**Exercise aim**
Tell how many lines contain the word "title". Reply with the number only.

**Provided material**
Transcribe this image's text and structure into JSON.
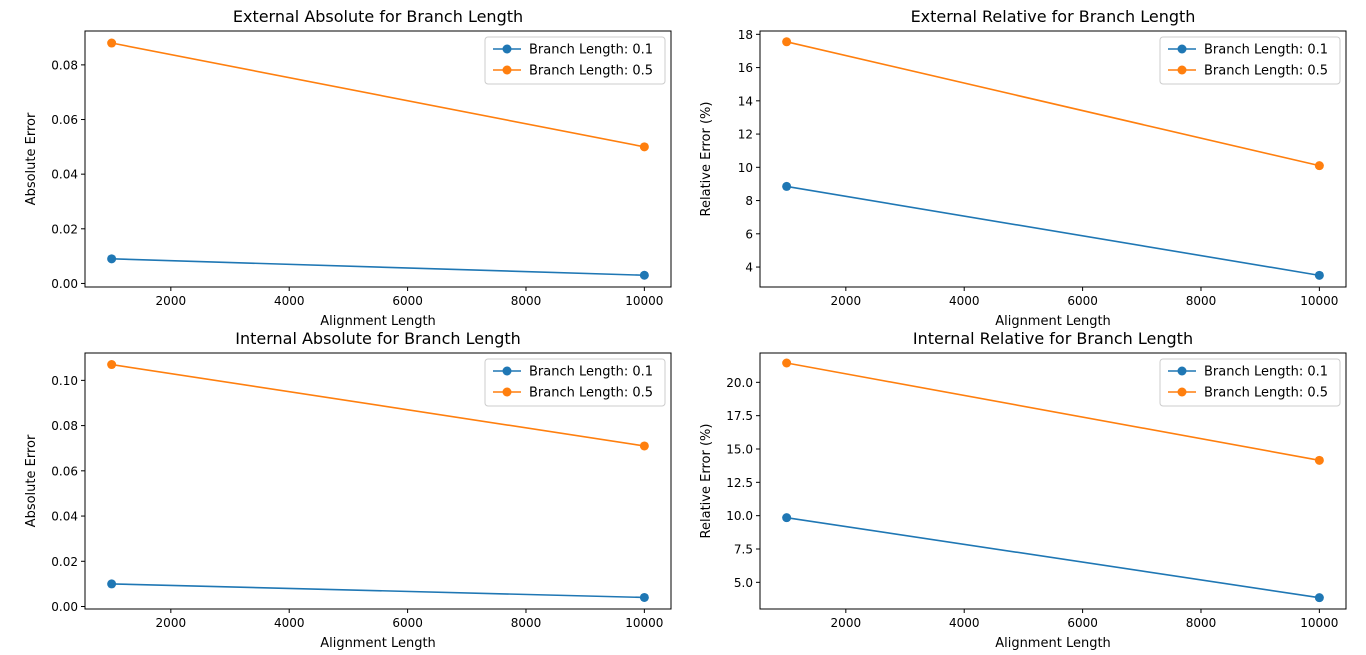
{
  "colors": {
    "series1": "#1f77b4",
    "series2": "#ff7f0e",
    "axis": "#000000",
    "legend_border": "#cccccc"
  },
  "chart_data": [
    {
      "type": "line",
      "title": "External Absolute  for Branch Length",
      "xlabel": "Alignment Length",
      "ylabel": "Absolute Error",
      "xlim": [
        550,
        10450
      ],
      "ylim": [
        -0.0013,
        0.0924
      ],
      "xticks": [
        2000,
        4000,
        6000,
        8000,
        10000
      ],
      "xtick_labels": [
        "2000",
        "4000",
        "6000",
        "8000",
        "10000"
      ],
      "yticks": [
        0,
        0.02,
        0.04,
        0.06,
        0.08
      ],
      "ytick_labels": [
        "0.00",
        "0.02",
        "0.04",
        "0.06",
        "0.08"
      ],
      "grid": false,
      "legend": "top-right",
      "x": [
        1000,
        10000
      ],
      "series": [
        {
          "name": "Branch Length: 0.1",
          "values": [
            0.009,
            0.003
          ]
        },
        {
          "name": "Branch Length: 0.5",
          "values": [
            0.088,
            0.05
          ]
        }
      ]
    },
    {
      "type": "line",
      "title": "External Relative  for Branch Length",
      "xlabel": "Alignment Length",
      "ylabel": "Relative Error (%)",
      "xlim": [
        550,
        10450
      ],
      "ylim": [
        2.8,
        18.2
      ],
      "xticks": [
        2000,
        4000,
        6000,
        8000,
        10000
      ],
      "xtick_labels": [
        "2000",
        "4000",
        "6000",
        "8000",
        "10000"
      ],
      "yticks": [
        4,
        6,
        8,
        10,
        12,
        14,
        16,
        18
      ],
      "ytick_labels": [
        "4",
        "6",
        "8",
        "10",
        "12",
        "14",
        "16",
        "18"
      ],
      "grid": false,
      "legend": "top-right",
      "x": [
        1000,
        10000
      ],
      "series": [
        {
          "name": "Branch Length: 0.1",
          "values": [
            8.85,
            3.5
          ]
        },
        {
          "name": "Branch Length: 0.5",
          "values": [
            17.55,
            10.1
          ]
        }
      ]
    },
    {
      "type": "line",
      "title": "Internal Absolute  for Branch Length",
      "xlabel": "Alignment Length",
      "ylabel": "Absolute Error",
      "xlim": [
        550,
        10450
      ],
      "ylim": [
        -0.0011,
        0.1121
      ],
      "xticks": [
        2000,
        4000,
        6000,
        8000,
        10000
      ],
      "xtick_labels": [
        "2000",
        "4000",
        "6000",
        "8000",
        "10000"
      ],
      "yticks": [
        0,
        0.02,
        0.04,
        0.06,
        0.08,
        0.1
      ],
      "ytick_labels": [
        "0.00",
        "0.02",
        "0.04",
        "0.06",
        "0.08",
        "0.10"
      ],
      "grid": false,
      "legend": "top-right",
      "x": [
        1000,
        10000
      ],
      "series": [
        {
          "name": "Branch Length: 0.1",
          "values": [
            0.01,
            0.004
          ]
        },
        {
          "name": "Branch Length: 0.5",
          "values": [
            0.107,
            0.071
          ]
        }
      ]
    },
    {
      "type": "line",
      "title": "Internal Relative  for Branch Length",
      "xlabel": "Alignment Length",
      "ylabel": "Relative Error (%)",
      "xlim": [
        550,
        10450
      ],
      "ylim": [
        3.0,
        22.2
      ],
      "xticks": [
        2000,
        4000,
        6000,
        8000,
        10000
      ],
      "xtick_labels": [
        "2000",
        "4000",
        "6000",
        "8000",
        "10000"
      ],
      "yticks": [
        5,
        7.5,
        10,
        12.5,
        15,
        17.5,
        20
      ],
      "ytick_labels": [
        "5.0",
        "7.5",
        "10.0",
        "12.5",
        "15.0",
        "17.5",
        "20.0"
      ],
      "grid": false,
      "legend": "top-right",
      "x": [
        1000,
        10000
      ],
      "series": [
        {
          "name": "Branch Length: 0.1",
          "values": [
            9.85,
            3.85
          ]
        },
        {
          "name": "Branch Length: 0.5",
          "values": [
            21.45,
            14.15
          ]
        }
      ]
    }
  ]
}
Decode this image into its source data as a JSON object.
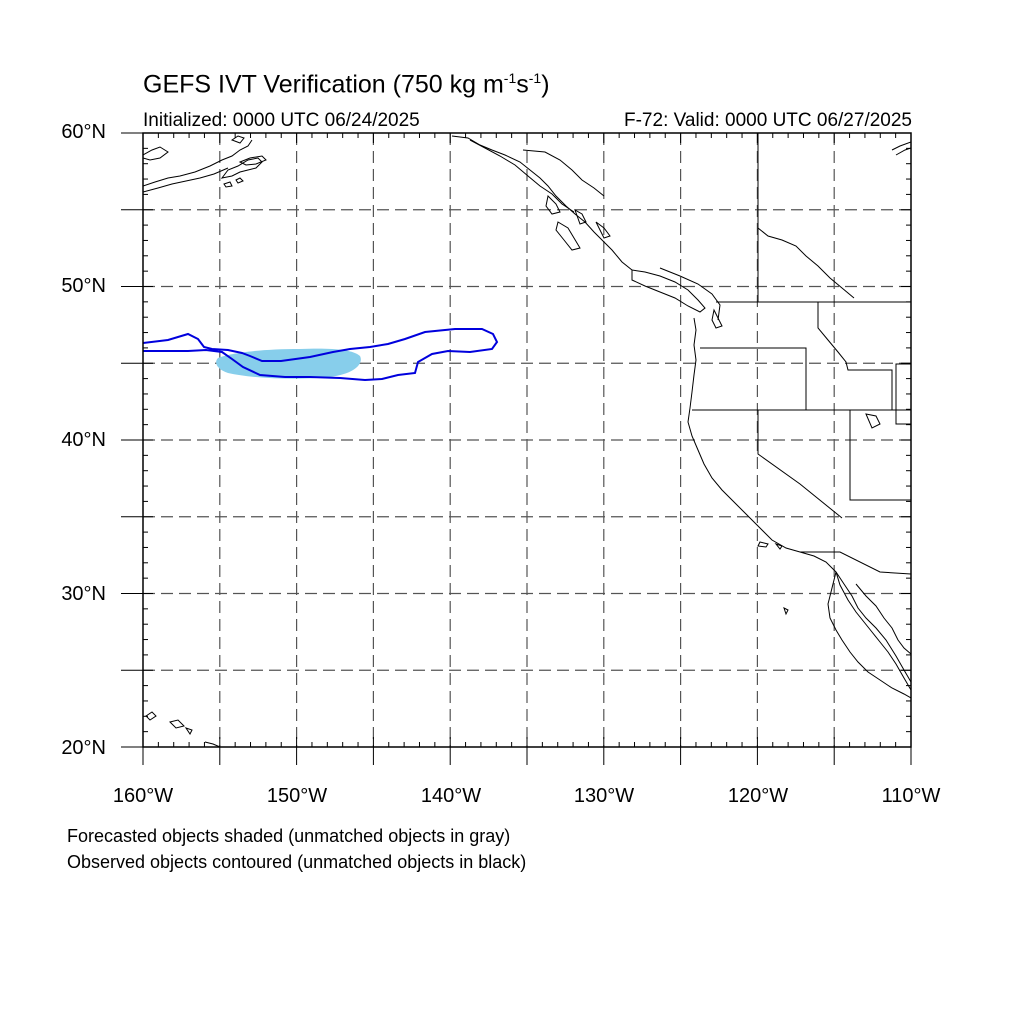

**Right answer**
4